## TASK BRIEF
Each line of the material must be returned exactly.

** Start DATA **

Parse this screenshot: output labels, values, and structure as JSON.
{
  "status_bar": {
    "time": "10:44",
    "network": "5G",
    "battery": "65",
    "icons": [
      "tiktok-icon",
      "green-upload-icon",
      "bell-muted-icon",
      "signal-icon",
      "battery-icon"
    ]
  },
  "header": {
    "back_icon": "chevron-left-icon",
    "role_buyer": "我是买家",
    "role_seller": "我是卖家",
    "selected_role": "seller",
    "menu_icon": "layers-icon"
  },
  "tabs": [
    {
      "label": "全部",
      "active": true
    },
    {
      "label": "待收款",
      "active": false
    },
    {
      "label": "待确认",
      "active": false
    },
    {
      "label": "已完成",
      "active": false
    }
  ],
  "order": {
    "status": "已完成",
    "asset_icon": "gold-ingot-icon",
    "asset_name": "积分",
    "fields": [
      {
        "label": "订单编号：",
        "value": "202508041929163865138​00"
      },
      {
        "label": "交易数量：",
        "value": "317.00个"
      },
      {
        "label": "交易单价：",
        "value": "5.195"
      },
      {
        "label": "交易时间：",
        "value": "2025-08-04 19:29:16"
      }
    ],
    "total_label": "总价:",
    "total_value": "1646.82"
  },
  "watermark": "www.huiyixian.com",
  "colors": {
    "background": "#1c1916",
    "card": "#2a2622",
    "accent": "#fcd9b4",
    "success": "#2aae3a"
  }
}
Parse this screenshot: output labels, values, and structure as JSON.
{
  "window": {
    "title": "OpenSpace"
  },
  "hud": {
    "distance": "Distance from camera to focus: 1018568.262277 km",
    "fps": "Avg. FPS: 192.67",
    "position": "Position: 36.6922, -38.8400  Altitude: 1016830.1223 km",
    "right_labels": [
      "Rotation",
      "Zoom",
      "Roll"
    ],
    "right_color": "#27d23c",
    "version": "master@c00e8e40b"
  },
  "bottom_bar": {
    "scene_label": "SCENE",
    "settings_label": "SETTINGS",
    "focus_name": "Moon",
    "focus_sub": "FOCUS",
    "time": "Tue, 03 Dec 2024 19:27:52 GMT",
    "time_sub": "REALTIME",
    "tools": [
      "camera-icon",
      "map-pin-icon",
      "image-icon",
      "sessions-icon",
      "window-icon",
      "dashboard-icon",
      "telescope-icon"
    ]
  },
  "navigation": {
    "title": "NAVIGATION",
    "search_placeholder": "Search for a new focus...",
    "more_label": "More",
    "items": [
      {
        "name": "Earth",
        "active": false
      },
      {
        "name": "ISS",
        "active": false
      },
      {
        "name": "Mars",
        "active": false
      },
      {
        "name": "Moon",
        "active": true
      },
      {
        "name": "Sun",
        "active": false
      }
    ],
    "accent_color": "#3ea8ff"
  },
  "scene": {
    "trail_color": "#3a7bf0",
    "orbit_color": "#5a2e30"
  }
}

** End DATA **

## ANSWER TO THE EXERCISE
Parse this screenshot: output labels, values, and structure as JSON.
{
  "status_bar": {
    "time": "10:44",
    "network": "5G",
    "battery": "65",
    "icons": [
      "tiktok-icon",
      "green-upload-icon",
      "bell-muted-icon",
      "signal-icon",
      "battery-icon"
    ]
  },
  "header": {
    "back_icon": "chevron-left-icon",
    "role_buyer": "我是买家",
    "role_seller": "我是卖家",
    "selected_role": "seller",
    "menu_icon": "layers-icon"
  },
  "tabs": [
    {
      "label": "全部",
      "active": true
    },
    {
      "label": "待收款",
      "active": false
    },
    {
      "label": "待确认",
      "active": false
    },
    {
      "label": "已完成",
      "active": false
    }
  ],
  "order": {
    "status": "已完成",
    "asset_icon": "gold-ingot-icon",
    "asset_name": "积分",
    "fields": [
      {
        "label": "订单编号：",
        "value": "202508041929163865138​00"
      },
      {
        "label": "交易数量：",
        "value": "317.00个"
      },
      {
        "label": "交易单价：",
        "value": "5.195"
      },
      {
        "label": "交易时间：",
        "value": "2025-08-04 19:29:16"
      }
    ],
    "total_label": "总价:",
    "total_value": "1646.82"
  },
  "watermark": "www.huiyixian.com",
  "colors": {
    "background": "#1c1916",
    "card": "#2a2622",
    "accent": "#fcd9b4",
    "success": "#2aae3a"
  }
}
Parse this screenshot: output labels, values, and structure as JSON.
{
  "window": {
    "title": "OpenSpace"
  },
  "hud": {
    "distance": "Distance from camera to focus: 1018568.262277 km",
    "fps": "Avg. FPS: 192.67",
    "position": "Position: 36.6922, -38.8400  Altitude: 1016830.1223 km",
    "right_labels": [
      "Rotation",
      "Zoom",
      "Roll"
    ],
    "right_color": "#27d23c",
    "version": "master@c00e8e40b"
  },
  "bottom_bar": {
    "scene_label": "SCENE",
    "settings_label": "SETTINGS",
    "focus_name": "Moon",
    "focus_sub": "FOCUS",
    "time": "Tue, 03 Dec 2024 19:27:52 GMT",
    "time_sub": "REALTIME",
    "tools": [
      "camera-icon",
      "map-pin-icon",
      "image-icon",
      "sessions-icon",
      "window-icon",
      "dashboard-icon",
      "telescope-icon"
    ]
  },
  "navigation": {
    "title": "NAVIGATION",
    "search_placeholder": "Search for a new focus...",
    "more_label": "More",
    "items": [
      {
        "name": "Earth",
        "active": false
      },
      {
        "name": "ISS",
        "active": false
      },
      {
        "name": "Mars",
        "active": false
      },
      {
        "name": "Moon",
        "active": true
      },
      {
        "name": "Sun",
        "active": false
      }
    ],
    "accent_color": "#3ea8ff"
  },
  "scene": {
    "trail_color": "#3a7bf0",
    "orbit_color": "#5a2e30"
  }
}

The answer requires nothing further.